■ Task to carry out ■
Write out the lines of the items below exactly as they appear, from the line containing "price-bold-label: cena (1127, 718, 1168, 736)" through the line containing "price-suffix: : (1167, 718, 1173, 736)", both included.

■ Information supplied ■
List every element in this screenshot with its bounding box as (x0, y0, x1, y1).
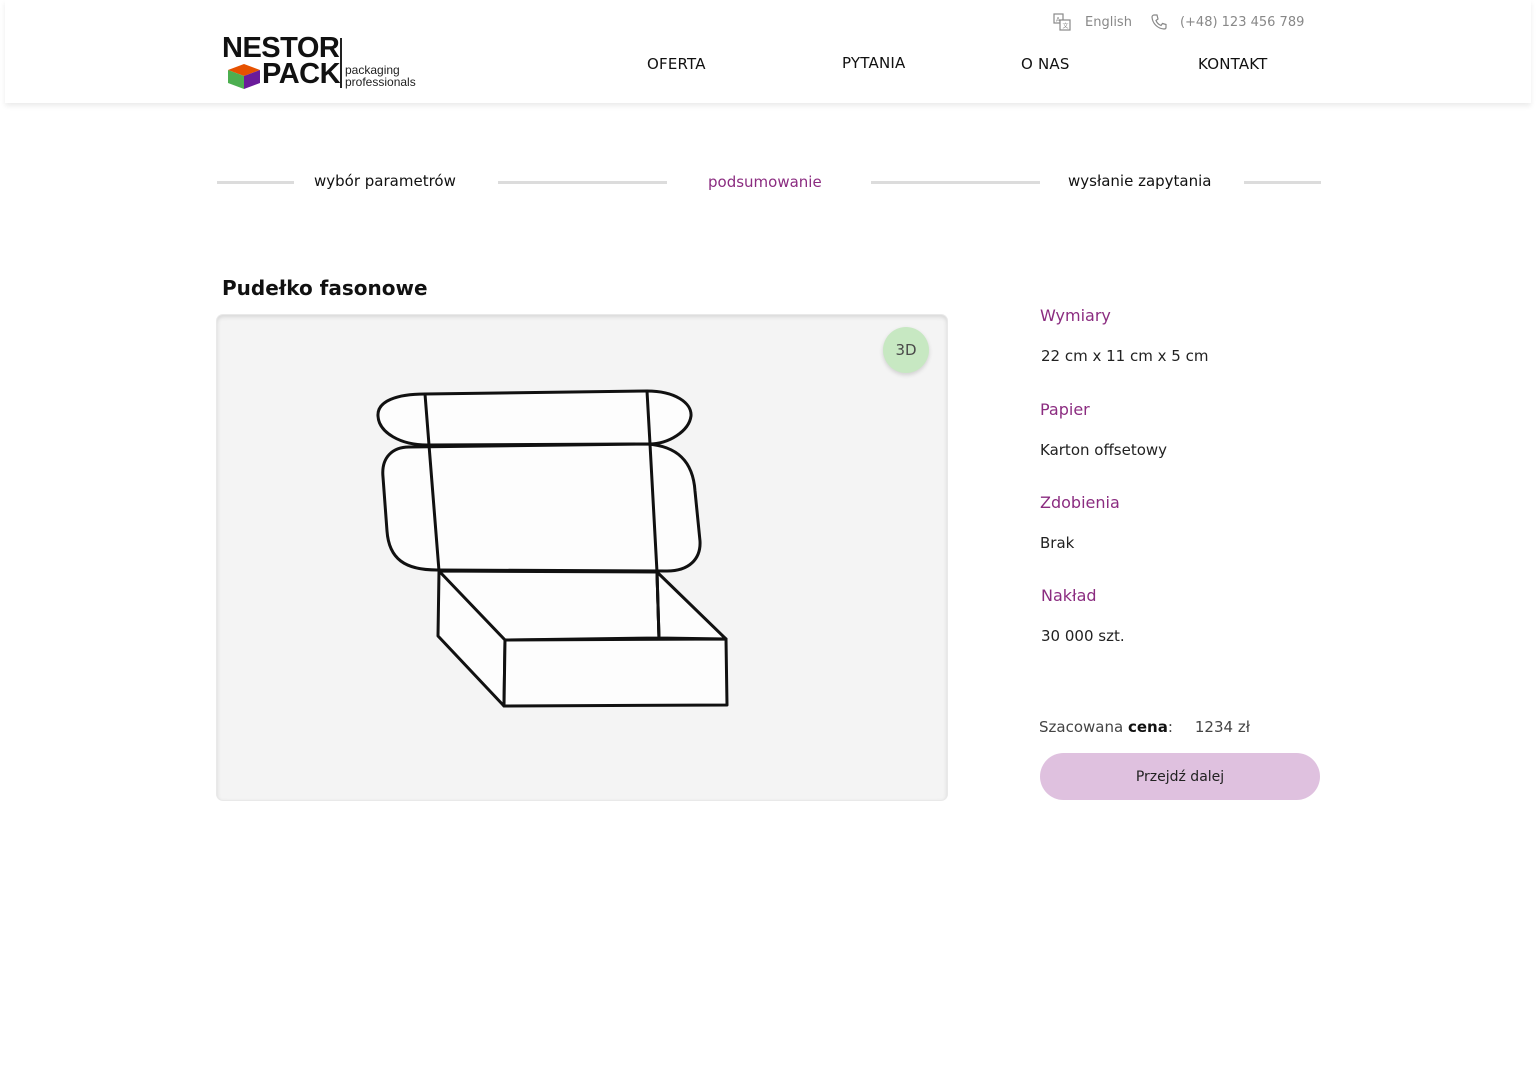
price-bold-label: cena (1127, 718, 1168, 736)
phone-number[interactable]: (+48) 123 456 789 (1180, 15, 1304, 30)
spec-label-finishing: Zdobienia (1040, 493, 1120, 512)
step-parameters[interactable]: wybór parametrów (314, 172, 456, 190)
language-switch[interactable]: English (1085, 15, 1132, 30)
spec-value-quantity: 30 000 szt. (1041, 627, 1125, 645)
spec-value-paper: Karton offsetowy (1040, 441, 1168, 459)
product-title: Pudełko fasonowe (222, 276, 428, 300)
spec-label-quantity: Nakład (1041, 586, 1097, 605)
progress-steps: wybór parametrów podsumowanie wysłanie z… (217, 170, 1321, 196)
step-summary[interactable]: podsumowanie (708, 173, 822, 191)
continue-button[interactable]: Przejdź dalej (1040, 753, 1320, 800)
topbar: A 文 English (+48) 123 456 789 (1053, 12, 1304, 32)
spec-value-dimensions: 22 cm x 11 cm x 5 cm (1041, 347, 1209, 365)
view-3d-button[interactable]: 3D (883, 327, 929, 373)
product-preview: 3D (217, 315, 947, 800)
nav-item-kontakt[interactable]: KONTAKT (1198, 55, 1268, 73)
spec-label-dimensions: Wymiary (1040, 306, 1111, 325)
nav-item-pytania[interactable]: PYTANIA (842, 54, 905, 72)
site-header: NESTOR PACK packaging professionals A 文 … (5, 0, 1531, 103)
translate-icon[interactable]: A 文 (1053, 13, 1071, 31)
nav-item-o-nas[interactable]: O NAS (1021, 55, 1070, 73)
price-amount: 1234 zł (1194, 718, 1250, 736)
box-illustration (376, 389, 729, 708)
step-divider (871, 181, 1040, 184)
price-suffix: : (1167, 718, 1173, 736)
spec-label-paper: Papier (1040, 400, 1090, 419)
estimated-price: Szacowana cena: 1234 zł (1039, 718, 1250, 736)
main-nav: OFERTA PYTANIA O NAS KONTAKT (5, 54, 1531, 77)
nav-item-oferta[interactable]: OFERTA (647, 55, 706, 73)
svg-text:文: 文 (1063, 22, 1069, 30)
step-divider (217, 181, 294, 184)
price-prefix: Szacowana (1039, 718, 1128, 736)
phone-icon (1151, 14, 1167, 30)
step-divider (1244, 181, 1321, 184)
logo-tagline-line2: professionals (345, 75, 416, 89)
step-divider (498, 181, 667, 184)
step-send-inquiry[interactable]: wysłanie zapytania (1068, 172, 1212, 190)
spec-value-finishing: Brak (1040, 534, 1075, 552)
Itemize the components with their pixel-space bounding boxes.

■ Solution for this problem ■
price-bold-label: cena (1127, 718, 1168, 736)
phone-number[interactable]: (+48) 123 456 789 (1180, 15, 1304, 30)
spec-label-finishing: Zdobienia (1040, 493, 1120, 512)
step-parameters[interactable]: wybór parametrów (314, 172, 456, 190)
language-switch[interactable]: English (1085, 15, 1132, 30)
spec-value-quantity: 30 000 szt. (1041, 627, 1125, 645)
spec-value-paper: Karton offsetowy (1040, 441, 1168, 459)
product-title: Pudełko fasonowe (222, 276, 428, 300)
spec-label-quantity: Nakład (1041, 586, 1097, 605)
progress-steps: wybór parametrów podsumowanie wysłanie z… (217, 170, 1321, 196)
step-summary[interactable]: podsumowanie (708, 173, 822, 191)
continue-button[interactable]: Przejdź dalej (1040, 753, 1320, 800)
topbar: A 文 English (+48) 123 456 789 (1053, 12, 1304, 32)
spec-value-dimensions: 22 cm x 11 cm x 5 cm (1041, 347, 1209, 365)
view-3d-button[interactable]: 3D (883, 327, 929, 373)
product-preview: 3D (217, 315, 947, 800)
nav-item-kontakt[interactable]: KONTAKT (1198, 55, 1268, 73)
spec-label-dimensions: Wymiary (1040, 306, 1111, 325)
nav-item-pytania[interactable]: PYTANIA (842, 54, 905, 72)
site-header: NESTOR PACK packaging professionals A 文 … (5, 0, 1531, 103)
translate-icon[interactable]: A 文 (1053, 13, 1071, 31)
nav-item-o-nas[interactable]: O NAS (1021, 55, 1070, 73)
price-amount: 1234 zł (1194, 718, 1250, 736)
box-illustration (376, 389, 729, 708)
step-divider (871, 181, 1040, 184)
price-suffix: : (1167, 718, 1173, 736)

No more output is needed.